[[ Supplied text, beginning ]]

Interpretation of results:
GHS criteria not met
Conclusions:
The acute dermal LD50 of sodium formate was >2000 mg/kg bw in male and female Wistar rats.
Executive summary:

In an OECD TG 402 study Wistar rats (5/sex) were administered sodium formate on the fur-clipped dorsal skin at 2000 mg/kg bw under semi-occlusive conditions for 24 hours and observed for 14 days. The study was conducted under GLP conditions. No mortality or clinical signs of toxicity, skin reactions and no effects on body weights were seen, and no changes were seen in any organs during necropsy. The LD50 was > 2000 mg/kg bw (BASF AG, 2007). 

 

Endpoint conclusion
Endpoint conclusion:
no adverse effect observed
Dose descriptor:
LD50
Value:
2 000 mg/kg bw
Quality of whole database:
A single guideline-compliant study is available for sodium formate

Additional information

Acute oral toxicity

There are several independent sources which, individually are not of high quality but can be used as weight of evidence to demonstrate that the acute oral toxicity in rodents is very low. First, the acute oral toxicity of formic acid and several of its salts was examined in male and female mice in a pre-guideline study. The aim was to establish LD50 values and elucidate the mode of action. Sodium formate was tested in a total of 45 mice. The oral LD50 was 11200 mg/kg bw in mice (Malorny, 1969). A second pre-guideline publication reviews the results of a variety of studies including metabolism and excretion, acute and repeated toxicity, and toxicity to reproduction. These results were used in the course of an early MAK-assessment. Though formal requirements for modern studies were not met, the published results are valuable for the assessment of formic acid and its salts. The study is considered to be valid (though a low reliability of 4 is assigned for formal reasons) and is used in a weight of evidence approach. Further, the LD50 in rats was reported to be >3000 mg/kg bw in two other studies (Smith, 1982; Huels, 1989).  Overall, it is concluded that the acute oral LD50 of sodium formate in rats and mice is >2000 mg/kg bw; sodium formate does not therefore require classification for acute oral toxicity according to CLP.

[[ Supplied text, end ]]

- Problem to work on
Rewrite the passage of the sodium formate summary from "In an OECD TG" up to and including "(BASF AG, 2007).", renaming "sodium formate" as "the test substance".

[[ Material provided, beginning ]]

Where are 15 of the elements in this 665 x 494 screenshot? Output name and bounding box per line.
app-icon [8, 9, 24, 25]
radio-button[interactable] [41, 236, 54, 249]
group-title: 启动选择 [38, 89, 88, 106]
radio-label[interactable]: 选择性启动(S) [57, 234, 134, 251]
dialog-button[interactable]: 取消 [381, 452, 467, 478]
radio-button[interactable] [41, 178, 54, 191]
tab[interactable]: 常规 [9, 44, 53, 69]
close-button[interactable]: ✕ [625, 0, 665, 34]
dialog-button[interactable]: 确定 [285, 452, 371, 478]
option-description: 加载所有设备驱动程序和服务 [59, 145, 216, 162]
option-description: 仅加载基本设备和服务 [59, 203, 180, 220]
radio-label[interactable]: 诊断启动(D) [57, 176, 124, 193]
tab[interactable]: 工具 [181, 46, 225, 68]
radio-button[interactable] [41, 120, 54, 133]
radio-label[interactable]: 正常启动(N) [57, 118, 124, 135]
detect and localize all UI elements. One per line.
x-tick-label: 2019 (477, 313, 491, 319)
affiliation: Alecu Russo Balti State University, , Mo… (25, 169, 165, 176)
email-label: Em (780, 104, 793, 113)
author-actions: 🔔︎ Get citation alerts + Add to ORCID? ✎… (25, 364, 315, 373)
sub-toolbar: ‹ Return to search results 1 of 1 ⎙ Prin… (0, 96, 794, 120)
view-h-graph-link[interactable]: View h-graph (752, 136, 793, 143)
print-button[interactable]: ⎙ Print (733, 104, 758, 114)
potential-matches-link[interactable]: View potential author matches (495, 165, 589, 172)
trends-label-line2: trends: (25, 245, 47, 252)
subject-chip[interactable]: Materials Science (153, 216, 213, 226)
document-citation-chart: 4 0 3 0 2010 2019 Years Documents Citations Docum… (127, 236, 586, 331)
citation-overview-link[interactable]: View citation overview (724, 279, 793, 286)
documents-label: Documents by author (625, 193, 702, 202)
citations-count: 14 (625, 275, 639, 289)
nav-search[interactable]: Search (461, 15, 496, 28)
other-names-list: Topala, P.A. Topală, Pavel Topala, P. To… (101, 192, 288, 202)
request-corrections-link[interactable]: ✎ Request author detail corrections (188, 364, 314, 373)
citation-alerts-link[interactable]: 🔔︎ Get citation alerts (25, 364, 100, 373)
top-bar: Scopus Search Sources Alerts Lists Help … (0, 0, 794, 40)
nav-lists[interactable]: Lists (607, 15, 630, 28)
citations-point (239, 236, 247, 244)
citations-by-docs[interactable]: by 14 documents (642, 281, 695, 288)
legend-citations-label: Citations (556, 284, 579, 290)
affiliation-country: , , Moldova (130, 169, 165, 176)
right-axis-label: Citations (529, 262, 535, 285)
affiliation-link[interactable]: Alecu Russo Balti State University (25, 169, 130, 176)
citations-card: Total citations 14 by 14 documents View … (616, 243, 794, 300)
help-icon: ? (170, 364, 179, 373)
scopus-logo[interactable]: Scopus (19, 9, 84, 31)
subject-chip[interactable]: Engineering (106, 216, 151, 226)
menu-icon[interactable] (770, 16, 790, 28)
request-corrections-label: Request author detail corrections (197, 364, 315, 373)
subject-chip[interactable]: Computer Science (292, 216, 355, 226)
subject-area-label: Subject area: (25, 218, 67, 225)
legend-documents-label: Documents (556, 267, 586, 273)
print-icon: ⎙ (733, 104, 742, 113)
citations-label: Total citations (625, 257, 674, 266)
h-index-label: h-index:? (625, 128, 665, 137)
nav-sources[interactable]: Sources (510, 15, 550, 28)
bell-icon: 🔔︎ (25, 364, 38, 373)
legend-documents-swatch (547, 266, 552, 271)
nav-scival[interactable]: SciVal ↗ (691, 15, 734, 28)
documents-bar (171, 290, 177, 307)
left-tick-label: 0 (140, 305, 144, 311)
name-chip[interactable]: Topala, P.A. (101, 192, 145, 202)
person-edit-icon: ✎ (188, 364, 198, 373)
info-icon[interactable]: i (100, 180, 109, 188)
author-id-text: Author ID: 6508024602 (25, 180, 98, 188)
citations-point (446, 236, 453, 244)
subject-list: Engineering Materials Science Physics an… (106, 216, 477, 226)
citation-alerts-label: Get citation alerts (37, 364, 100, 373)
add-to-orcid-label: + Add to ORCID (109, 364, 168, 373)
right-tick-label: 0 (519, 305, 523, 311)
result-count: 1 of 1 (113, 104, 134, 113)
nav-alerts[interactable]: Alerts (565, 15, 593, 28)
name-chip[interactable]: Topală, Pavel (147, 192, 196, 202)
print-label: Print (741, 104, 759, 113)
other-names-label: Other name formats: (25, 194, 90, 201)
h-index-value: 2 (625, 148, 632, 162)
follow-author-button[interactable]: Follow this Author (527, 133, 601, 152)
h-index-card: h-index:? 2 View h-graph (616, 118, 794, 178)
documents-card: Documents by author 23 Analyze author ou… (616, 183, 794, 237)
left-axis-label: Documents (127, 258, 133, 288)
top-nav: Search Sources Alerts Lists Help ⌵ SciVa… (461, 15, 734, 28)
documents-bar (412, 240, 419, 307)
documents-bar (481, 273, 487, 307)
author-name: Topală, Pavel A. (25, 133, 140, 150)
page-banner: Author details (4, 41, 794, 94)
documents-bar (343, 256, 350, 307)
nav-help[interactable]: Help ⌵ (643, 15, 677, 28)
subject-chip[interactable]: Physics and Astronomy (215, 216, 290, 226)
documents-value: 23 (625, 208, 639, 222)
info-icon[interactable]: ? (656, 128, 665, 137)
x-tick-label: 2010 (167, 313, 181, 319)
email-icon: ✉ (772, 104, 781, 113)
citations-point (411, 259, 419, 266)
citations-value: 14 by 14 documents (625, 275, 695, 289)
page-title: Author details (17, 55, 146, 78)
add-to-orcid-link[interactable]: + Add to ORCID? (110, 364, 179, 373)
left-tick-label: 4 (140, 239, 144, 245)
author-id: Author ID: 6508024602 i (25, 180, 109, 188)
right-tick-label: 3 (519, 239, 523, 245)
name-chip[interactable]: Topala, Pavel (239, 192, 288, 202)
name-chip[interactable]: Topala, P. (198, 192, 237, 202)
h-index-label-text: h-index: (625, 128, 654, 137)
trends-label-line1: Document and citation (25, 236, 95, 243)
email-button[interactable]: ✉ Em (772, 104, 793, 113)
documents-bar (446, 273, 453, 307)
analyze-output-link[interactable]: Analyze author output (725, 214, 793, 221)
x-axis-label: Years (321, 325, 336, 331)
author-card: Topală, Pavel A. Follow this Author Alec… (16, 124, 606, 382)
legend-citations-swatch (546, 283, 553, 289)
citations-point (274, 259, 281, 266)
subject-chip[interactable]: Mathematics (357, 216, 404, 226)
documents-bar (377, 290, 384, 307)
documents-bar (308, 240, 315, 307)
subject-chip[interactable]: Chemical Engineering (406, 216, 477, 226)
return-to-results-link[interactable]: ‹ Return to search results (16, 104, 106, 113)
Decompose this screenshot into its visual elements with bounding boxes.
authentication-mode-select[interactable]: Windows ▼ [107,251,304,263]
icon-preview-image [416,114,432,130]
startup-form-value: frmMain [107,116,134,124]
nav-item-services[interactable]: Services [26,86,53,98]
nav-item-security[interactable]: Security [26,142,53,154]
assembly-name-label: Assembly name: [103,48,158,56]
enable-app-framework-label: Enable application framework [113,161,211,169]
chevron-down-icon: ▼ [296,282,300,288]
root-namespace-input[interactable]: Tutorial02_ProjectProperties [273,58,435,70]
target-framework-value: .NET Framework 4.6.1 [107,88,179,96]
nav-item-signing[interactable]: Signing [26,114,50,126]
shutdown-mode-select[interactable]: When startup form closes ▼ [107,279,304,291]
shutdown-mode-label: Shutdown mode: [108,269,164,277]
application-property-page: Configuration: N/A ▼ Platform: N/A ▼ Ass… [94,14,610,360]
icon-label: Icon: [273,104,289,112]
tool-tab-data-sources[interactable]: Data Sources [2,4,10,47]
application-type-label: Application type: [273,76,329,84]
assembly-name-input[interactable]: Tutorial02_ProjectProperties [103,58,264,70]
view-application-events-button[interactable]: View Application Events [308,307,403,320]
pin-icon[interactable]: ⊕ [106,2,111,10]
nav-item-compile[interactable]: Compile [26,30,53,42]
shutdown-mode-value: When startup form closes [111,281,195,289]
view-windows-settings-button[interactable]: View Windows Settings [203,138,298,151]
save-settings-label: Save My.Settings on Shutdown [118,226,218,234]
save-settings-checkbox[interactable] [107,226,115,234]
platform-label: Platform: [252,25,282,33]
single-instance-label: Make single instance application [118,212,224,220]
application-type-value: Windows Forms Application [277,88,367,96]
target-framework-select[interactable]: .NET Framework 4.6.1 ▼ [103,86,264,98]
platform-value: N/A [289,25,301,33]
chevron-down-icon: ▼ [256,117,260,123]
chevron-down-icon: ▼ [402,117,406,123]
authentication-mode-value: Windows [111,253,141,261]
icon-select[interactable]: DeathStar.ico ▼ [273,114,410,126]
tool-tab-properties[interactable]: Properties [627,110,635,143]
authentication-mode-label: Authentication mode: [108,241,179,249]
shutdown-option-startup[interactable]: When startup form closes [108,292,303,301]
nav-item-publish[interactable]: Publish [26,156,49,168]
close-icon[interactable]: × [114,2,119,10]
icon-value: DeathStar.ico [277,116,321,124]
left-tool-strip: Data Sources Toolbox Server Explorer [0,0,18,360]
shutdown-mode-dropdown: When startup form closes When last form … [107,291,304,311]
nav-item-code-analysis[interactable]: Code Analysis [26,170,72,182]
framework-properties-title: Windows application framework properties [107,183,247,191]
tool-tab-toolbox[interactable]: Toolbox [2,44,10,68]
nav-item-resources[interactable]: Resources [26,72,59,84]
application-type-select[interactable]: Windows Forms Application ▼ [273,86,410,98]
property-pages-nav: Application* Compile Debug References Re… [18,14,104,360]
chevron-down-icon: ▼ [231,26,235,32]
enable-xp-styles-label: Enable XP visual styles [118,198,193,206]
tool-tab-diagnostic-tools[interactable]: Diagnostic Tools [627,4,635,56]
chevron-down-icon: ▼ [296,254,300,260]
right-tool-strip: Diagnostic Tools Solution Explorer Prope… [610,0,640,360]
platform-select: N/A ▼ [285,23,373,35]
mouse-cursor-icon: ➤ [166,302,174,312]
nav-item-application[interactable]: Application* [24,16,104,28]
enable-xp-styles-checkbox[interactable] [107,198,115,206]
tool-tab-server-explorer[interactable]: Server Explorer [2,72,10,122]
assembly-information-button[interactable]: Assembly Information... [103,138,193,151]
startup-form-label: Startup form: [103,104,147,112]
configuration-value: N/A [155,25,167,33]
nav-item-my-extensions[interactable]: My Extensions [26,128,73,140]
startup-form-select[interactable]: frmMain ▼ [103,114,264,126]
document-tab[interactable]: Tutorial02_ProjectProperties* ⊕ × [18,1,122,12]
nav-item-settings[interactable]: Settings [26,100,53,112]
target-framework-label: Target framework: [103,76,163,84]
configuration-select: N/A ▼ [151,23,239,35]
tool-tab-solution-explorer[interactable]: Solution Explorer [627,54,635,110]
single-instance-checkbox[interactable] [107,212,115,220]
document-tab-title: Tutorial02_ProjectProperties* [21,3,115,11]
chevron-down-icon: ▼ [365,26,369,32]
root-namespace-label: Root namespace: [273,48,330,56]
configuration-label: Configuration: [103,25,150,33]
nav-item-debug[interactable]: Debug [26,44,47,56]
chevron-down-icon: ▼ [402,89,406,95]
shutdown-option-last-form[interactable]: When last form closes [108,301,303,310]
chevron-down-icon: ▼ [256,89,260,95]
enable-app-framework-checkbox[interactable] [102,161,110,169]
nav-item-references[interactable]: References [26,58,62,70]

[[ Material provided, end ]]

- Answer box
In an OECD TG 402 study Wistar rats (5/sex) were administered the test substance on the fur-clipped dorsal skin at 2000 mg/kg bw under semi-occlusive conditions for 24 hours and observed for 14 days. The study was conducted under GLP conditions. No mortality or clinical signs of toxicity, skin reactions and no effects on body weights were seen, and no changes were seen in any organs during necropsy. The LD50 was > 2000 mg/kg bw (BASF AG, 2007).